What is needed => List each line holding the string "Contains".
***** Given information
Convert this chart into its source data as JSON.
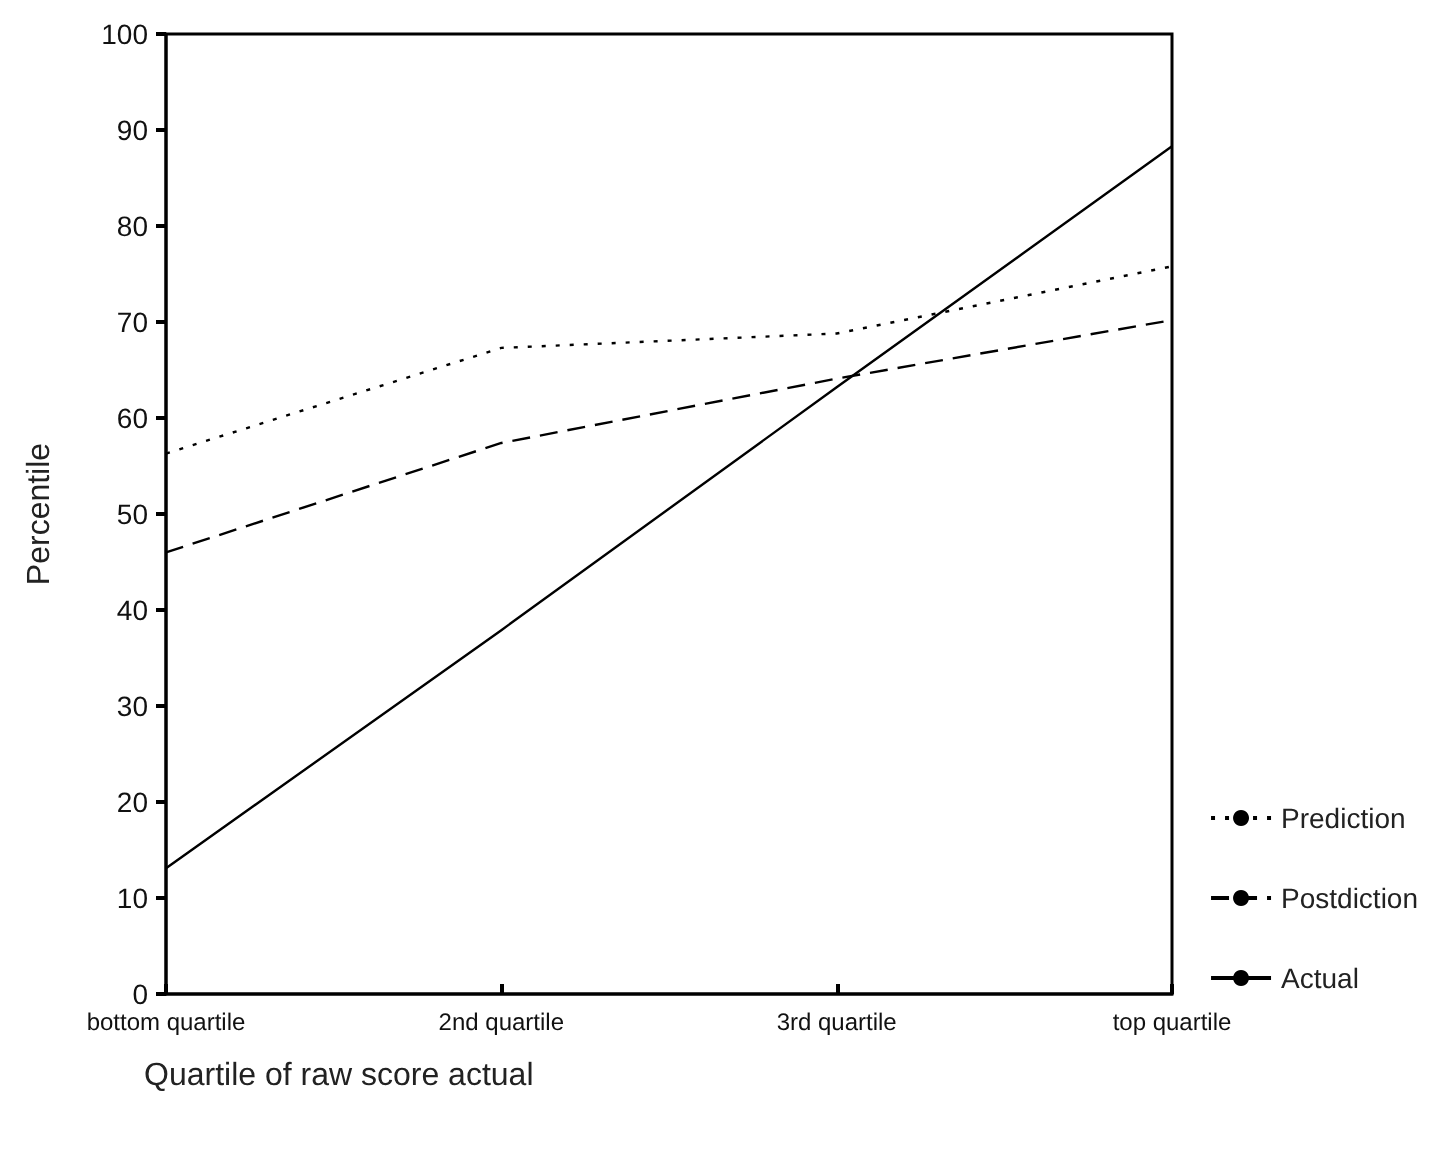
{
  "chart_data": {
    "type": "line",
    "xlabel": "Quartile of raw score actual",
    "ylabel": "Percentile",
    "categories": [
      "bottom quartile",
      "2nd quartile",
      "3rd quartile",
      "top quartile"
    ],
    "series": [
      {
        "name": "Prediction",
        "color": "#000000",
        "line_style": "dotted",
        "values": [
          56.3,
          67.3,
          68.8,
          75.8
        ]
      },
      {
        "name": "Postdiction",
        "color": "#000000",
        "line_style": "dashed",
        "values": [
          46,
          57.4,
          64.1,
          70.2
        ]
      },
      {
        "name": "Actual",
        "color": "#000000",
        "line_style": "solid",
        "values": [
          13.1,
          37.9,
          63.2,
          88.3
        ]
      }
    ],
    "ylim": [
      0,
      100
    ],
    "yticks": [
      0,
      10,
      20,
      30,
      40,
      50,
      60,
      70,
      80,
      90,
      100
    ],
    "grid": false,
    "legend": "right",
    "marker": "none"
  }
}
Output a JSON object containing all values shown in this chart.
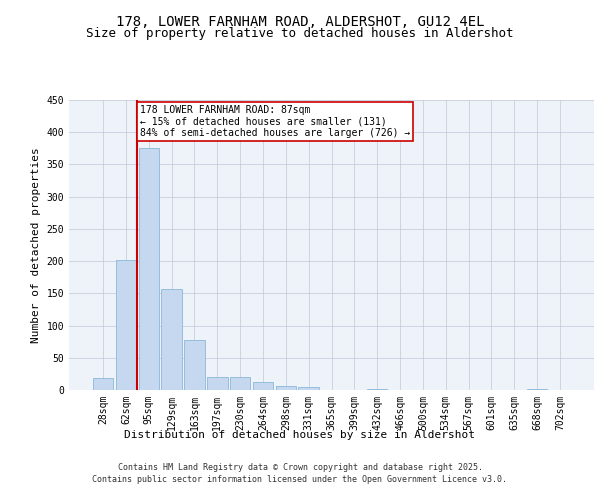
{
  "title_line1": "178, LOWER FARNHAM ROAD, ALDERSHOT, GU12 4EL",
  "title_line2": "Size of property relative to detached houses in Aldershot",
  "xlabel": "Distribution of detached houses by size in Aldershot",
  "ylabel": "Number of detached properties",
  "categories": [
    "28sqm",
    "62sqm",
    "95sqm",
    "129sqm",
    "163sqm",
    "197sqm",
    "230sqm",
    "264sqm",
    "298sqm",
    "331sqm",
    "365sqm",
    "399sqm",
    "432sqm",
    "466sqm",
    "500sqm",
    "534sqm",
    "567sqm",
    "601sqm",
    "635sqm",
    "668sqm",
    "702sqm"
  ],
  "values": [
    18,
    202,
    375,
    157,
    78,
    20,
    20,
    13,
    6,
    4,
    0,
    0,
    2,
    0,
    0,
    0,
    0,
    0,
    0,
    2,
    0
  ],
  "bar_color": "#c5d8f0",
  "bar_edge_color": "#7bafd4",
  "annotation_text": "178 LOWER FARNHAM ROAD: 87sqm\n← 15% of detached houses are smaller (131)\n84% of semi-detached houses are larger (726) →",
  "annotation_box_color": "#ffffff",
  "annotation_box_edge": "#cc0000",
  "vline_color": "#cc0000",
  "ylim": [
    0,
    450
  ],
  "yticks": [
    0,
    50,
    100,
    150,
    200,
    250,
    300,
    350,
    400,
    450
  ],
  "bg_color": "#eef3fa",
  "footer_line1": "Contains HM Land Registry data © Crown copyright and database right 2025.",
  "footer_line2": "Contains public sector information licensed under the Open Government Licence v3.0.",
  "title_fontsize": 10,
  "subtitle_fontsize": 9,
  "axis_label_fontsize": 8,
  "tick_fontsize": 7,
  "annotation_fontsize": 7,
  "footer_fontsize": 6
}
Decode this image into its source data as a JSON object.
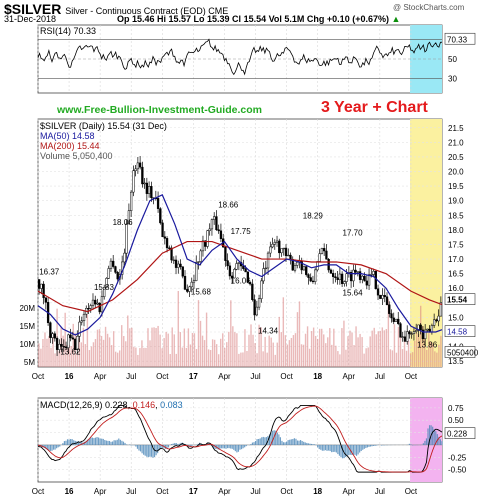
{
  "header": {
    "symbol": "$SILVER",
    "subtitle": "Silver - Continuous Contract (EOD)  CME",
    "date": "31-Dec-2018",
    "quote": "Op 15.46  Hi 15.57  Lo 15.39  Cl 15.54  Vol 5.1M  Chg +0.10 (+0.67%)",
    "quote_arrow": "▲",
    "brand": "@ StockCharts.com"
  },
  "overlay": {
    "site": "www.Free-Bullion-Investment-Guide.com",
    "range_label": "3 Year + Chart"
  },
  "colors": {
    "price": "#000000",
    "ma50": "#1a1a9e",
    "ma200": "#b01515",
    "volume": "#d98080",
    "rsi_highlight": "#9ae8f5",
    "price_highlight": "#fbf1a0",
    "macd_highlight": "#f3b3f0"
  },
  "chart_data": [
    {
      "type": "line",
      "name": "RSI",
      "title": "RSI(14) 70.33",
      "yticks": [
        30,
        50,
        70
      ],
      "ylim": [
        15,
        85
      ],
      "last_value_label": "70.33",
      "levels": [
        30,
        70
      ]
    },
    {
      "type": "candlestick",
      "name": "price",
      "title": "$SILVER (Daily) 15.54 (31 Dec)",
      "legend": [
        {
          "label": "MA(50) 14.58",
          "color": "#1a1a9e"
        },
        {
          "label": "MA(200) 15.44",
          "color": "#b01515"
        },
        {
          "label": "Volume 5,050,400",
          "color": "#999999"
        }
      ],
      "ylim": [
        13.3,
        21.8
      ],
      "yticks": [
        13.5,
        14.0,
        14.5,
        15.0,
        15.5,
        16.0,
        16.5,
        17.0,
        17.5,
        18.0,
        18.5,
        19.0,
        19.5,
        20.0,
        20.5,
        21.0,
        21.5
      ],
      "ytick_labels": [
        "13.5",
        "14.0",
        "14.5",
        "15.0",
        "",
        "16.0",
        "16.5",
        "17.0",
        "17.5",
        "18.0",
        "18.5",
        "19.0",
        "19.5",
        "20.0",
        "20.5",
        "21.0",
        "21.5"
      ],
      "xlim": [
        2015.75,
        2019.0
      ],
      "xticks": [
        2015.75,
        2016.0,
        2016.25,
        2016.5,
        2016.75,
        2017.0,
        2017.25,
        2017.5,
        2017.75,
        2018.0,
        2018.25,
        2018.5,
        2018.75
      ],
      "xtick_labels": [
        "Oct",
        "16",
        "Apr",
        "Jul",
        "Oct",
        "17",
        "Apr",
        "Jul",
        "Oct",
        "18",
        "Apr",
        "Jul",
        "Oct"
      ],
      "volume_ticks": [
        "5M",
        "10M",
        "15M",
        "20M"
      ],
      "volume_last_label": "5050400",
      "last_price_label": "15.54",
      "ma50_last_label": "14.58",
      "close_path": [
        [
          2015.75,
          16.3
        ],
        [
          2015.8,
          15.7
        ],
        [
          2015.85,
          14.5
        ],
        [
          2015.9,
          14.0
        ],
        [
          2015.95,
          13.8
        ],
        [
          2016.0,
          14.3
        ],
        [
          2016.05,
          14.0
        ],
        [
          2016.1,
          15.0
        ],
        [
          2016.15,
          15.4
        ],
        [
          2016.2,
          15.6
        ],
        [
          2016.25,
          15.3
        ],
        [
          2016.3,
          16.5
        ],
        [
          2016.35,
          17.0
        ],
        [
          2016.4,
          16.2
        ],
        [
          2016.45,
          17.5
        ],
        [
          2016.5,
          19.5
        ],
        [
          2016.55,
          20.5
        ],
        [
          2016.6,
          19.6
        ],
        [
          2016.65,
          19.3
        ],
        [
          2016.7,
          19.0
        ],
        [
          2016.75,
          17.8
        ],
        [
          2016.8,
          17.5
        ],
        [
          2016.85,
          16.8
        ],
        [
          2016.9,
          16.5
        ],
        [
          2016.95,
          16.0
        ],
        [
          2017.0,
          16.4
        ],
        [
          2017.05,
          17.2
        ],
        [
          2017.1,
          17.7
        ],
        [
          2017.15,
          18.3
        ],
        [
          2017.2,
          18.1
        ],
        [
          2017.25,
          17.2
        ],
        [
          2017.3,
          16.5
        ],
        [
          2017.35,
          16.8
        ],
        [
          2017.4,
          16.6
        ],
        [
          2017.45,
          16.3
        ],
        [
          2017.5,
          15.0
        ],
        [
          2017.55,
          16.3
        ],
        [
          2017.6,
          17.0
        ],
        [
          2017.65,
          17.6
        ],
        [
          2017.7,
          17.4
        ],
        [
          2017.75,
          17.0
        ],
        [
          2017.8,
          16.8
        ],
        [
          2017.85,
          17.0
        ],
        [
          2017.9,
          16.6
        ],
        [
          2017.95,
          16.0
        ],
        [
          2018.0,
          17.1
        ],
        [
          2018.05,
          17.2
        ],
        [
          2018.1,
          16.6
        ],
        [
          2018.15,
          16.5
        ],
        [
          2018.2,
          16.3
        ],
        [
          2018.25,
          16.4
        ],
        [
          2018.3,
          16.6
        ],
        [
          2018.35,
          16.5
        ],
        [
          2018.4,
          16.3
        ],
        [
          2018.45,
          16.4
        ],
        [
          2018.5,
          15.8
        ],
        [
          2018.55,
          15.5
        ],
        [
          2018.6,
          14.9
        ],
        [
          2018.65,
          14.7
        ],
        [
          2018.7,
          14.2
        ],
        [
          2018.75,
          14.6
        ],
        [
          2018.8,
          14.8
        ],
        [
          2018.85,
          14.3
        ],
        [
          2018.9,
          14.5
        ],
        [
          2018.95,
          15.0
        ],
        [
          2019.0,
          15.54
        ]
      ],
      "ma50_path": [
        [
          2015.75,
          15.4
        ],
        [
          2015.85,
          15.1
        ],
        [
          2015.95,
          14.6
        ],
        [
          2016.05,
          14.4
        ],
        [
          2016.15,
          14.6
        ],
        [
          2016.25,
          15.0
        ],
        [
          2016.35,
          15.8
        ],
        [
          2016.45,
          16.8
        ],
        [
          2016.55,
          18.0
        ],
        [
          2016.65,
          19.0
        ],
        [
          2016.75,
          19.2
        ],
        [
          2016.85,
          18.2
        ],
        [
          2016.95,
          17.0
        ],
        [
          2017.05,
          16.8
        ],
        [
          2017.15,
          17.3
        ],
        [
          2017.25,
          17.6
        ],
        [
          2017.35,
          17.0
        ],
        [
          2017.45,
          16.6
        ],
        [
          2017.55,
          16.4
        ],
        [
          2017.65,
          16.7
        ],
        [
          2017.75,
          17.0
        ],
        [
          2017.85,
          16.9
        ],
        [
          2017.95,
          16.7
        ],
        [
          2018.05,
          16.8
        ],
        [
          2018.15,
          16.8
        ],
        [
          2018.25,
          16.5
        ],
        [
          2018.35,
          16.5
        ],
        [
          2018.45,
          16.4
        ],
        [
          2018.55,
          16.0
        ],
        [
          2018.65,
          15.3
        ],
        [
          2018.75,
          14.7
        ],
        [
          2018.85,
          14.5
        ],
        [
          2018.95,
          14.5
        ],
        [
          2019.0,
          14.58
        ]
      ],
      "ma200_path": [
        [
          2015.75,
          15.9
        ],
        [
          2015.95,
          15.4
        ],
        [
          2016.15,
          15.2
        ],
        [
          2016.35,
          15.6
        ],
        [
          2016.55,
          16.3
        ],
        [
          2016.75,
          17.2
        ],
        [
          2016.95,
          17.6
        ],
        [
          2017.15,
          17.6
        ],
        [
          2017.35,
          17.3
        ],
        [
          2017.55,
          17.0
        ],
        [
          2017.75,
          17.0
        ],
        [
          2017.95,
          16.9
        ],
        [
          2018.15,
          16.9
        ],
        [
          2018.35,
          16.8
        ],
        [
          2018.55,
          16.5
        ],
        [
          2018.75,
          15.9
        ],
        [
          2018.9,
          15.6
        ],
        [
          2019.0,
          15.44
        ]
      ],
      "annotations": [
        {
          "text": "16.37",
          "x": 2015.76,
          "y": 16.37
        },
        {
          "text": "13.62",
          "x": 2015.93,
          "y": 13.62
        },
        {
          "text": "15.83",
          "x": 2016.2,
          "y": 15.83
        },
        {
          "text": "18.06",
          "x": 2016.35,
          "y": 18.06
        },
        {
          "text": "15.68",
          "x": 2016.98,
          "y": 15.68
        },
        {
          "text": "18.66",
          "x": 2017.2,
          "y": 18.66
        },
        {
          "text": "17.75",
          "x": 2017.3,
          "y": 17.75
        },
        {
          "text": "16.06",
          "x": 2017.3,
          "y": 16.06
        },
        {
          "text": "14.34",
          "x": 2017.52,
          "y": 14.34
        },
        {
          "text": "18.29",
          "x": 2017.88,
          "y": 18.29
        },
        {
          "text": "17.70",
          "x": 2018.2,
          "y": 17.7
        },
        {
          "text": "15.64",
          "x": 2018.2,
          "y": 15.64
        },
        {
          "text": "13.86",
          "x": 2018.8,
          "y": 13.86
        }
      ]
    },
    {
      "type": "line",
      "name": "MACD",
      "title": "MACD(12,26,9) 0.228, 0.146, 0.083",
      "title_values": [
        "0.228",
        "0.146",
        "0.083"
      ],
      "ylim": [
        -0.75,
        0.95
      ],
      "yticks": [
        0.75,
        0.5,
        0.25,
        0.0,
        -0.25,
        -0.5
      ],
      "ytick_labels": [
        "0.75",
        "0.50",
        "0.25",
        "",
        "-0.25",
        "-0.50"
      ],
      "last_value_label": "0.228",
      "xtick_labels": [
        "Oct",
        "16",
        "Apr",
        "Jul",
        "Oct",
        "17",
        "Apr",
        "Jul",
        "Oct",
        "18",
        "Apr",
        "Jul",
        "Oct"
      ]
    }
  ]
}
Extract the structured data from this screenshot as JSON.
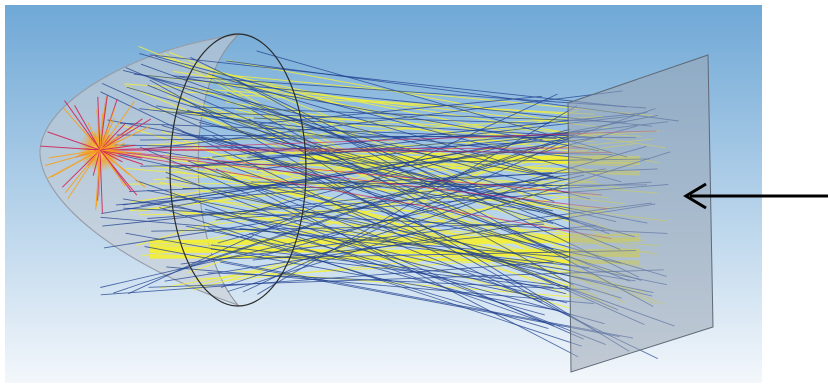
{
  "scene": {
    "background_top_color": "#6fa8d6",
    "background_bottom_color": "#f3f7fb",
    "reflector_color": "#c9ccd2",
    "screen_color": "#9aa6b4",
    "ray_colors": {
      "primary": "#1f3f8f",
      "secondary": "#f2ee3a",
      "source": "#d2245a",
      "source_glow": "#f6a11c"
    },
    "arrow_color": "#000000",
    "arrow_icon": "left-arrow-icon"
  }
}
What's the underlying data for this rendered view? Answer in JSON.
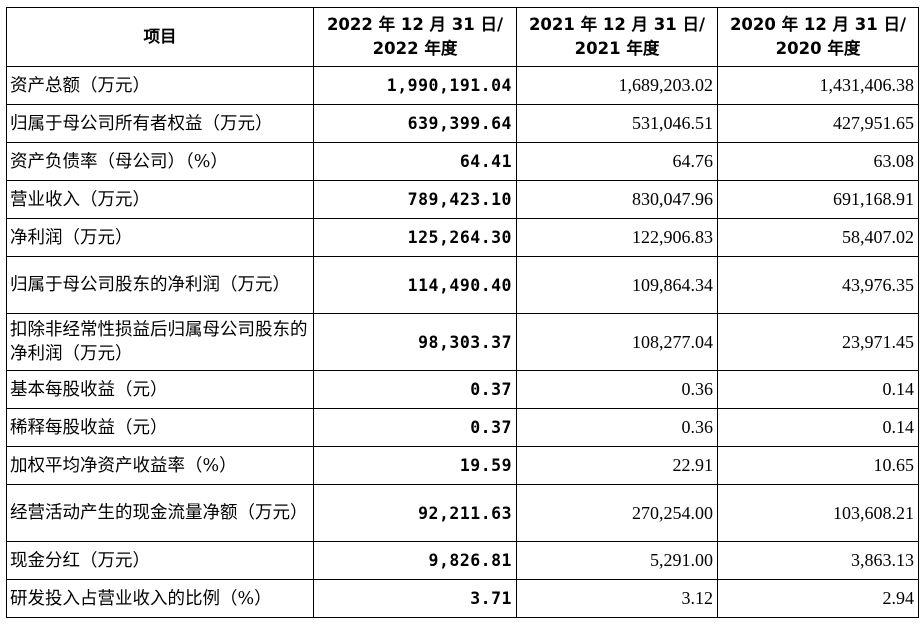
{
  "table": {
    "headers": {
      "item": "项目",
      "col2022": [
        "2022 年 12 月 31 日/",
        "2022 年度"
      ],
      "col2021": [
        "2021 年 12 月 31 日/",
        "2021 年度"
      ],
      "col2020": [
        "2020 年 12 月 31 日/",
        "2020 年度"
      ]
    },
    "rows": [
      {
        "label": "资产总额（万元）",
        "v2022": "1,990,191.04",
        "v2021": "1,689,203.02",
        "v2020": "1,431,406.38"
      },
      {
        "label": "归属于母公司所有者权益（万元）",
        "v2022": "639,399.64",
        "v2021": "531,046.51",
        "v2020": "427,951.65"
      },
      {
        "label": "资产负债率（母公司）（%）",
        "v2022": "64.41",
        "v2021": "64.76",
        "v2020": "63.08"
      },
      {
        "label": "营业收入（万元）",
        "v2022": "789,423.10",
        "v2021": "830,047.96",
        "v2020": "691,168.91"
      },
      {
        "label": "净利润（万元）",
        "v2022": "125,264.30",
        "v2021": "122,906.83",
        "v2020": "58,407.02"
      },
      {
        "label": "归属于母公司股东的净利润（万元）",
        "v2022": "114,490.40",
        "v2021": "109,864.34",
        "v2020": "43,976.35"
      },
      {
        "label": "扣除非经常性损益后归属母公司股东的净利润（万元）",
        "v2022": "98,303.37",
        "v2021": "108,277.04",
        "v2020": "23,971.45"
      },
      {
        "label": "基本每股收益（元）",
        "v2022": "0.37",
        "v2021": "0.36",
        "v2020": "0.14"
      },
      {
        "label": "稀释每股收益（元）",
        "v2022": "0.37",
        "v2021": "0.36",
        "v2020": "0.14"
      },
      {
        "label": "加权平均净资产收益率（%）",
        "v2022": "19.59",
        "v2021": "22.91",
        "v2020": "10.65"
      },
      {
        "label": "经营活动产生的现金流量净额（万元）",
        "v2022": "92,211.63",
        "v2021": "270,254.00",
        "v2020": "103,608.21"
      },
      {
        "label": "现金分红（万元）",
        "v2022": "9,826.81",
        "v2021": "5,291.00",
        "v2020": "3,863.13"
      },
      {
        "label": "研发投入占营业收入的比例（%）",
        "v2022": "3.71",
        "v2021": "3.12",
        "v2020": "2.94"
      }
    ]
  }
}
**********
Answer for the task =>
  "footer_line1": "Contains HM Land Registry data © Crown copyright and database right 2025.",
  "footer_line2": "Contains public sector information licensed under the Open Government Licence v3.0.",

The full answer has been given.